PROVIDED ENTRIES
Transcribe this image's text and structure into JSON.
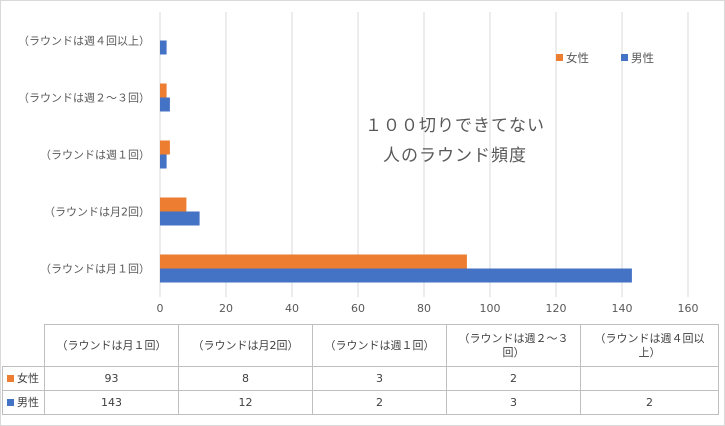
{
  "chart_data": {
    "type": "bar",
    "orientation": "horizontal",
    "categories": [
      "（ラウンドは月１回）",
      "（ラウンドは月2回）",
      "（ラウンドは週１回）",
      "（ラウンドは週２～３回）",
      "（ラウンドは週４回以上）"
    ],
    "table_headers": [
      "（ラウンドは月１回）",
      "（ラウンドは月2回）",
      "（ラウンドは週１回）",
      "（ラウンドは週２～３\n回）",
      "（ラウンドは週４回以\n上）"
    ],
    "series": [
      {
        "name": "女性",
        "color": "#ed7d31",
        "values": [
          93,
          8,
          3,
          2,
          null
        ]
      },
      {
        "name": "男性",
        "color": "#4472c4",
        "values": [
          143,
          12,
          2,
          3,
          2
        ]
      }
    ],
    "xlim": [
      0,
      160
    ],
    "xticks": [
      "0",
      "20",
      "40",
      "60",
      "80",
      "100",
      "120",
      "140",
      "160"
    ],
    "annotation": [
      "１００切りできてない",
      "人のラウンド頻度"
    ],
    "legend_position": "top-right",
    "legend_order": [
      "女性",
      "男性"
    ],
    "grid": true
  }
}
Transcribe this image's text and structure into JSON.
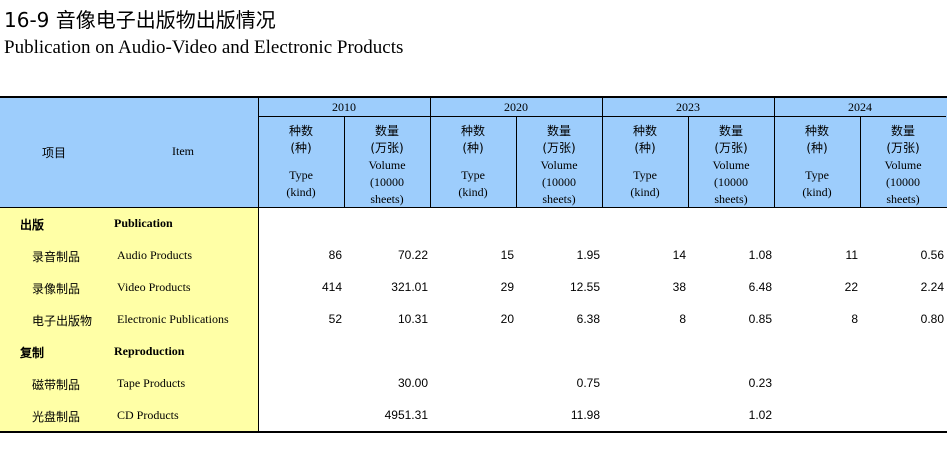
{
  "header": {
    "title": "16-9  音像电子出版物出版情况",
    "subtitle": "Publication on Audio-Video and Electronic Products"
  },
  "table": {
    "item_cn": "项目",
    "item_en": "Item",
    "years": [
      "2010",
      "2020",
      "2023",
      "2024"
    ],
    "subheaders": [
      {
        "lines": [
          "种数",
          "(种)",
          "Type",
          "(kind)"
        ]
      },
      {
        "lines": [
          "数量",
          "(万张)",
          "Volume",
          "(10000",
          "sheets)"
        ]
      }
    ],
    "rows": [
      {
        "cn": "出版",
        "en": "Publication",
        "section": true,
        "cells": [
          null,
          null,
          null,
          null,
          null,
          null,
          null,
          null
        ]
      },
      {
        "cn": "录音制品",
        "en": "Audio Products",
        "section": false,
        "cells": [
          "86",
          "70.22",
          "15",
          "1.95",
          "14",
          "1.08",
          "11",
          "0.56"
        ]
      },
      {
        "cn": "录像制品",
        "en": "Video Products",
        "section": false,
        "cells": [
          "414",
          "321.01",
          "29",
          "12.55",
          "38",
          "6.48",
          "22",
          "2.24"
        ]
      },
      {
        "cn": "电子出版物",
        "en": "Electronic Publications",
        "section": false,
        "cells": [
          "52",
          "10.31",
          "20",
          "6.38",
          "8",
          "0.85",
          "8",
          "0.80"
        ]
      },
      {
        "cn": "复制",
        "en": "Reproduction",
        "section": true,
        "cells": [
          null,
          null,
          null,
          null,
          null,
          null,
          null,
          null
        ]
      },
      {
        "cn": "磁带制品",
        "en": "Tape Products",
        "section": false,
        "cells": [
          null,
          "30.00",
          null,
          "0.75",
          null,
          "0.23",
          null,
          null
        ]
      },
      {
        "cn": "光盘制品",
        "en": "CD Products",
        "section": false,
        "cells": [
          null,
          "4951.31",
          null,
          "11.98",
          null,
          "1.02",
          null,
          null
        ]
      }
    ]
  }
}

TASK BRIEF
Lines containing the word "Video" must all be returned from the material above.

RESULT OF THE TASK
    "subtitle": "Publication on Audio-Video and Electronic Products"
        "en": "Video Products",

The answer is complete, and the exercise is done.